>> Start Records for processing

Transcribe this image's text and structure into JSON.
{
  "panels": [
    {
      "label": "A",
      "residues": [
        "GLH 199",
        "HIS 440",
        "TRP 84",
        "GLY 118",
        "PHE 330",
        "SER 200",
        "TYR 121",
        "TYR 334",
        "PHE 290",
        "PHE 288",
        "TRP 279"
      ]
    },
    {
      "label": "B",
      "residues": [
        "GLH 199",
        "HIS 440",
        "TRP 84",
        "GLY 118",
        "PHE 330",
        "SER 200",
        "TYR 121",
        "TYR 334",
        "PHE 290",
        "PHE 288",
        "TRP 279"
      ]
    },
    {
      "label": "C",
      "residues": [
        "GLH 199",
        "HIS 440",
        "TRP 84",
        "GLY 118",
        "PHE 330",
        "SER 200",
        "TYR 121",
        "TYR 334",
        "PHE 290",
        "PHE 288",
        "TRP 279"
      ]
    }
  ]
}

>> End Records for processing

**Problem requirements:**
Give back all the data exactly as written.

**Result of the exercise:**
Transcribe this image's text and structure into JSON.
{
  "panels": [
    {
      "label": "A",
      "residues": [
        "GLH 199",
        "HIS 440",
        "TRP 84",
        "GLY 118",
        "PHE 330",
        "SER 200",
        "TYR 121",
        "TYR 334",
        "PHE 290",
        "PHE 288",
        "TRP 279"
      ]
    },
    {
      "label": "B",
      "residues": [
        "GLH 199",
        "HIS 440",
        "TRP 84",
        "GLY 118",
        "PHE 330",
        "SER 200",
        "TYR 121",
        "TYR 334",
        "PHE 290",
        "PHE 288",
        "TRP 279"
      ]
    },
    {
      "label": "C",
      "residues": [
        "GLH 199",
        "HIS 440",
        "TRP 84",
        "GLY 118",
        "PHE 330",
        "SER 200",
        "TYR 121",
        "TYR 334",
        "PHE 290",
        "PHE 288",
        "TRP 279"
      ]
    }
  ]
}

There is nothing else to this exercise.